▶ Task set
- A) In the article on identifying radio signals by sound, about how many known signals can the script identify?
- B) Please copy the passage of the article on identifying radio signals by sound starting with "Listening for about" and going on through "do the same?".

Most sound identification apps uses fast fourier transform to generate hashes from a sound. These hashes are stored in a huge catalog of audio fingerprints, and when a user tags a song for a few seconds, the app generates an audio fingerprint and seeks for a match on the database.
«I think that you’re listening to X«.
SIGID (Signal Identification) is to search for unknown radio signals, trying to identify them through example sounds and waterfall images using software defined radio (RTLSDR, Airspy, SDRPlay, HackRF, etc.).
So first I have downloaded all audio samples from Signal Identification Wiki database and generated a SQLite database for the python script.
Listening for about 5-10 seconds, the script can now identify a lot of known signals (about 350)! In this article you can found a direct link to download my database and save potential time and problems.
How can I do the same?

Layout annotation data
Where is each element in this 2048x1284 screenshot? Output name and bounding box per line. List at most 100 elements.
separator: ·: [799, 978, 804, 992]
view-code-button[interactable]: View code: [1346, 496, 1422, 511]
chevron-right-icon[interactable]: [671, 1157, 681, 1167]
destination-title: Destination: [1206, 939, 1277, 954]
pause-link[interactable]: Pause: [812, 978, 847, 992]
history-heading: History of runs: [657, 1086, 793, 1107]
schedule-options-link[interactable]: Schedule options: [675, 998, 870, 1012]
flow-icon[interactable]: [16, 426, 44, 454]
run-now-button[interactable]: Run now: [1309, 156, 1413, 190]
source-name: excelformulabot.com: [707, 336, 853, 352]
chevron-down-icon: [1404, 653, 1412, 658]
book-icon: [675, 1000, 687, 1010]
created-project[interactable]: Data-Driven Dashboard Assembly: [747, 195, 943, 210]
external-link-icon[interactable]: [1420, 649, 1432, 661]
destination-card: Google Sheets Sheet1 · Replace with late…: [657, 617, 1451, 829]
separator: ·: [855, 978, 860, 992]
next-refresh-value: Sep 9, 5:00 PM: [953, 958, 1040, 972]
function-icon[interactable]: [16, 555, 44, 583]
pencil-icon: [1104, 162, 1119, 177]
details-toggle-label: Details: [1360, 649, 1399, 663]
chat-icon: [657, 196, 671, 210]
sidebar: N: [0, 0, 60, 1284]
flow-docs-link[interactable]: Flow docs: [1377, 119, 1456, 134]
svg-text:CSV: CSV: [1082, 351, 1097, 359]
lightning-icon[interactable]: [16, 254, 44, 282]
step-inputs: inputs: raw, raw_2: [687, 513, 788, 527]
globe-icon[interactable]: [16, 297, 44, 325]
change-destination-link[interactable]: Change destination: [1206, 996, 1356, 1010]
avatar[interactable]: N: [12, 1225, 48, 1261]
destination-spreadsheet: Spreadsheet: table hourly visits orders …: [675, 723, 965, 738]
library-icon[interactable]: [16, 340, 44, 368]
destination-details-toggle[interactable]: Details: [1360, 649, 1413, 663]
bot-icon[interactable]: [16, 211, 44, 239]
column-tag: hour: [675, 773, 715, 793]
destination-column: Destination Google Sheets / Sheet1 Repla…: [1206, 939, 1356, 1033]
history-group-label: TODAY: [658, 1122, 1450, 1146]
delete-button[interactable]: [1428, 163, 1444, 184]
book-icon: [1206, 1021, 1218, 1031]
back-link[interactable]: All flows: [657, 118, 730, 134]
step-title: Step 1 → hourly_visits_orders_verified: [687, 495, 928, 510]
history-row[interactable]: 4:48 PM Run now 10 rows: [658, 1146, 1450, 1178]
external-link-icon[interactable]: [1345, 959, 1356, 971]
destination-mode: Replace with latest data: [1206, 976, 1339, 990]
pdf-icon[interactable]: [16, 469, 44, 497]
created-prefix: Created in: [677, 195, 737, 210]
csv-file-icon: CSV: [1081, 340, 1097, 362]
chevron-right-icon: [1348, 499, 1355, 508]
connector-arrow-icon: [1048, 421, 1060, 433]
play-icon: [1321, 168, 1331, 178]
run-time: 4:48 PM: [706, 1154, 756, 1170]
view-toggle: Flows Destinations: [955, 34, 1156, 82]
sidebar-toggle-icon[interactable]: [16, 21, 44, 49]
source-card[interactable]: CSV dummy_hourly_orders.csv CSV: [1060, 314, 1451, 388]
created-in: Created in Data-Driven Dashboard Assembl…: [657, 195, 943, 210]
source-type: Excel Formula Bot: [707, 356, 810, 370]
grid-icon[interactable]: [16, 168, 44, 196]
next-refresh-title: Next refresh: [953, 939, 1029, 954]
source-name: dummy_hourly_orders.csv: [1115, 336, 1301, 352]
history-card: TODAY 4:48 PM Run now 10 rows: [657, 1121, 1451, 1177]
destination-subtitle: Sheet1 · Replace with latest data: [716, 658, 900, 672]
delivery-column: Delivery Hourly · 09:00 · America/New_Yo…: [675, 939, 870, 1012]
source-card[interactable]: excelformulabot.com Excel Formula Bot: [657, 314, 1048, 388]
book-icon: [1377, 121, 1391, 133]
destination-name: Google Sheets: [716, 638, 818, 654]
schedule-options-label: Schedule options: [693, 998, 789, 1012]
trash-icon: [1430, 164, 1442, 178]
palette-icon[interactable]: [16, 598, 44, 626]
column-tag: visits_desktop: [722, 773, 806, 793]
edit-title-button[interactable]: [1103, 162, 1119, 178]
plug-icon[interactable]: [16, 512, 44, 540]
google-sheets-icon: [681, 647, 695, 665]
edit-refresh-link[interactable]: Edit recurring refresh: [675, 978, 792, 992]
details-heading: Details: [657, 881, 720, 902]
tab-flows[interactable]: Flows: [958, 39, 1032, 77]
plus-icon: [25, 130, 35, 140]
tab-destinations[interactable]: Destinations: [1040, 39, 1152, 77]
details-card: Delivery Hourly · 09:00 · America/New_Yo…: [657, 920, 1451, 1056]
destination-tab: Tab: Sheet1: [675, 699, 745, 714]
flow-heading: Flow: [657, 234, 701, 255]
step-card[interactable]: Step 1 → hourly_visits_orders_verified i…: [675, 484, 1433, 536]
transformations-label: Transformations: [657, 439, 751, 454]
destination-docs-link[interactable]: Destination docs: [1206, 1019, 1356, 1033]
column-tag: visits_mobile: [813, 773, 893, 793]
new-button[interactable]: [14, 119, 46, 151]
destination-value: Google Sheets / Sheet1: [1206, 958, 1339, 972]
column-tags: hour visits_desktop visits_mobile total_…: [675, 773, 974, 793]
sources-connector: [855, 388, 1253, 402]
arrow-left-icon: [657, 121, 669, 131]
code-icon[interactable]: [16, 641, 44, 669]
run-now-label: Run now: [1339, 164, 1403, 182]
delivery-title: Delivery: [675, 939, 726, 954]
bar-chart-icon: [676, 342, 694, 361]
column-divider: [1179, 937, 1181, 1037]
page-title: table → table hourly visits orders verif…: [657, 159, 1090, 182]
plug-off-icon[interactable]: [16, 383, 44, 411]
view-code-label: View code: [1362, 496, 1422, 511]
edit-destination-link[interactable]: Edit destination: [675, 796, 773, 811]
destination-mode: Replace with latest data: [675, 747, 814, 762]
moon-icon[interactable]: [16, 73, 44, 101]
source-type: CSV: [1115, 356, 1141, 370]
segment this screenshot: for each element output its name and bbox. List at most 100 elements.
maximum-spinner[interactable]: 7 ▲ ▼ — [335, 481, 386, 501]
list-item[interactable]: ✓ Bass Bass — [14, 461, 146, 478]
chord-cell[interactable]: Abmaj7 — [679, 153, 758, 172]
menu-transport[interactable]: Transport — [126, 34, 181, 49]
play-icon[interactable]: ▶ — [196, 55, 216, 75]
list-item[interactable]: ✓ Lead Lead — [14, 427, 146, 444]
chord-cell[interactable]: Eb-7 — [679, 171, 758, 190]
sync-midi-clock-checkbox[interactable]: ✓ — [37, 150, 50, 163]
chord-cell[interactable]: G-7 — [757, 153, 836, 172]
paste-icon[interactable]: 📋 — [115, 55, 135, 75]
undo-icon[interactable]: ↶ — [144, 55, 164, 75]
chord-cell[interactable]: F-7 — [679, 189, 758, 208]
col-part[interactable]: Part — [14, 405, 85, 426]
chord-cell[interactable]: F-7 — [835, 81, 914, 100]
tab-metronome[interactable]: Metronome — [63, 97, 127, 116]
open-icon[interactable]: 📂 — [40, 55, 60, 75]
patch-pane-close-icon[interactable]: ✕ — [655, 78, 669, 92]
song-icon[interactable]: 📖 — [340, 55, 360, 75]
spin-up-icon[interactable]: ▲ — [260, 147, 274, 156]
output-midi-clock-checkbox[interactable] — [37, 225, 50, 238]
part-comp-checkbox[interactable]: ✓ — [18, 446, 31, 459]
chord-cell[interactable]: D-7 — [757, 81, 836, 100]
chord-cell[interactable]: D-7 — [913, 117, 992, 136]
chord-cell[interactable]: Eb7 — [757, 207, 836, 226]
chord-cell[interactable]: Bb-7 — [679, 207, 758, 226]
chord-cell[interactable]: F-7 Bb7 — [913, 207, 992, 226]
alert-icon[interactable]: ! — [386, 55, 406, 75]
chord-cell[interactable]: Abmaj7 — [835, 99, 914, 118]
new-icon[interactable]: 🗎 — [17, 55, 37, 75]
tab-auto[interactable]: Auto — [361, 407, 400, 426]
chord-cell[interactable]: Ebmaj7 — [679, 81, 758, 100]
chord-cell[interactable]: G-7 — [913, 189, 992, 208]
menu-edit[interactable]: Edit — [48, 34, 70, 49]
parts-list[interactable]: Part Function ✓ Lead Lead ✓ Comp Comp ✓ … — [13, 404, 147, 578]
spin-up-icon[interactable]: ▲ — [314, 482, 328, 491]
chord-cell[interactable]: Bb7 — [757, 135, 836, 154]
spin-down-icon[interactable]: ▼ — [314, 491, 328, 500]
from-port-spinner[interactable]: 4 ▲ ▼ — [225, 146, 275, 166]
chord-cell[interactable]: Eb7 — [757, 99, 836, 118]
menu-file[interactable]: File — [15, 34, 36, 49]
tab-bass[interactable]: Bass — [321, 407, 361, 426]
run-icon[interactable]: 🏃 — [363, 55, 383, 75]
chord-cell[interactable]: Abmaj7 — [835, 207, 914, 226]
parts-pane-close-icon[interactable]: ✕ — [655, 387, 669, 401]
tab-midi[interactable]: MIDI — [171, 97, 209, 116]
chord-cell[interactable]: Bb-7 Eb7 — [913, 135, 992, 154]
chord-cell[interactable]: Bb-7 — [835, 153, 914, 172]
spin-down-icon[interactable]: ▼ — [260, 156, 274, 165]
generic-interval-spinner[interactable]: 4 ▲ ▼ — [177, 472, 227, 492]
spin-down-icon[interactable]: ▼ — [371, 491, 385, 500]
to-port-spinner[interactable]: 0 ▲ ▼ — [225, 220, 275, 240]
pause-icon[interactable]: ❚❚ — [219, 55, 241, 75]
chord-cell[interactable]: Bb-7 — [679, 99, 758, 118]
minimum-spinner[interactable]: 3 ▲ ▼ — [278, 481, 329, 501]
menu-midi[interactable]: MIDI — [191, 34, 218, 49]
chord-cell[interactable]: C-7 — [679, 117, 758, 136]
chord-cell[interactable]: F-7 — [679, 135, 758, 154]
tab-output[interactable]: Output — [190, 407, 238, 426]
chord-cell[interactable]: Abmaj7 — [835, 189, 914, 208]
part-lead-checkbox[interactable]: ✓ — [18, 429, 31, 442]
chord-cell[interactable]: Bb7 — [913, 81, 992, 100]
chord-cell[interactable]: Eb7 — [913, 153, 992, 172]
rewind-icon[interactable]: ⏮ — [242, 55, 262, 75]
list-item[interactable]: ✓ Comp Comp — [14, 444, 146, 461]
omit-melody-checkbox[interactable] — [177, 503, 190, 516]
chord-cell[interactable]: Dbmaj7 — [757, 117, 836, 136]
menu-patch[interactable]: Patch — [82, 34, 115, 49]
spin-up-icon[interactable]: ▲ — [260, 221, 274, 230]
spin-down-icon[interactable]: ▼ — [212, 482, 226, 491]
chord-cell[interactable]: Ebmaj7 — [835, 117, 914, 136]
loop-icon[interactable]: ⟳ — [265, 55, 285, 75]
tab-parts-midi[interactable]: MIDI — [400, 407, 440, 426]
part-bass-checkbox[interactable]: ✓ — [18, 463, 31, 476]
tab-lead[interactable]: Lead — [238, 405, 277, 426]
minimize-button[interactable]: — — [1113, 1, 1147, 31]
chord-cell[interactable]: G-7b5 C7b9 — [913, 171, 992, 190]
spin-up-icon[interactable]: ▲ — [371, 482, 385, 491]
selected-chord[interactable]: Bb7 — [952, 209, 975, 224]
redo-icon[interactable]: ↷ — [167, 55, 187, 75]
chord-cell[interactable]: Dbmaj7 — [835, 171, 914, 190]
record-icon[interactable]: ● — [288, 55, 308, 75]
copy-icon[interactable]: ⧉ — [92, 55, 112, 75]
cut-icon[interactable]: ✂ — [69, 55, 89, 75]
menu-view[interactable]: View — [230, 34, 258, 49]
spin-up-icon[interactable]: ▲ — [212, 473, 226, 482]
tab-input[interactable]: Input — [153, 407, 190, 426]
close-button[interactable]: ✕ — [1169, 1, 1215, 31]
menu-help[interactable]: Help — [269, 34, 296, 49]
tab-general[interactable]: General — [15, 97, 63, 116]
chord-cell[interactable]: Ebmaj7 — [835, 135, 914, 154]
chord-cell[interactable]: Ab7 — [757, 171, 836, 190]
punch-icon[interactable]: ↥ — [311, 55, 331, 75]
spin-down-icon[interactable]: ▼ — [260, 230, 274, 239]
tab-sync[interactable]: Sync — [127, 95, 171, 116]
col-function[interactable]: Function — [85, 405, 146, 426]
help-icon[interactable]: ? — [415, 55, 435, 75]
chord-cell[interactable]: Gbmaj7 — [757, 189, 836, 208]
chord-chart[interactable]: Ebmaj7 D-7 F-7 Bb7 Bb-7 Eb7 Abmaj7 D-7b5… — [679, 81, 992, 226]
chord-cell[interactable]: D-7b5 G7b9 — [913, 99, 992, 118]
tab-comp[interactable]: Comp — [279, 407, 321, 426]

▶ Responses to the exercise
- A) About 350 known signals.

- B)
Listening for about 5-10 seconds, the script can now identify a lot of known signals (about 350)! In this article you can found a direct link to download my database and save potential time and problems.
How can I do the same?